### RECORDS SHOWN ###

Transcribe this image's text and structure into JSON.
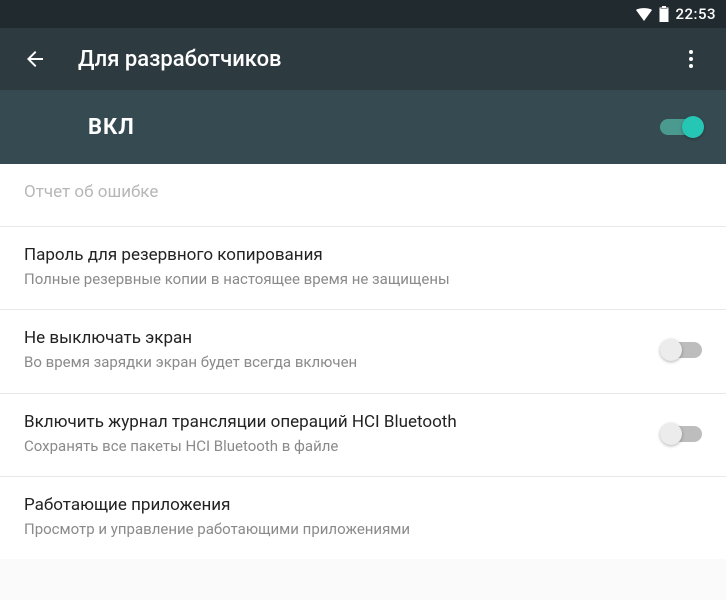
{
  "status": {
    "time": "22:53"
  },
  "toolbar": {
    "title": "Для разработчиков"
  },
  "master": {
    "label": "ВКЛ",
    "on": true
  },
  "rows": [
    {
      "primary": "Отчет об ошибке",
      "secondary": "",
      "disabled": true,
      "switch": null
    },
    {
      "primary": "Пароль для резервного копирования",
      "secondary": "Полные резервные копии в настоящее время не защищены",
      "disabled": false,
      "switch": null
    },
    {
      "primary": "Не выключать экран",
      "secondary": "Во время зарядки экран будет всегда включен",
      "disabled": false,
      "switch": false
    },
    {
      "primary": "Включить журнал трансляции операций HCI Bluetooth",
      "secondary": "Сохранять все пакеты HCI Bluetooth в файле",
      "disabled": false,
      "switch": false
    },
    {
      "primary": "Работающие приложения",
      "secondary": "Просмотр и управление работающими приложениями",
      "disabled": false,
      "switch": null
    }
  ]
}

###

BRIEF: Lines that hold "primary" are the ones to copy; find all of them.

COMPLETE OUTPUT:
      "primary": "Отчет об ошибке",
      "primary": "Пароль для резервного копирования",
      "primary": "Не выключать экран",
      "primary": "Включить журнал трансляции операций HCI Bluetooth",
      "primary": "Работающие приложения",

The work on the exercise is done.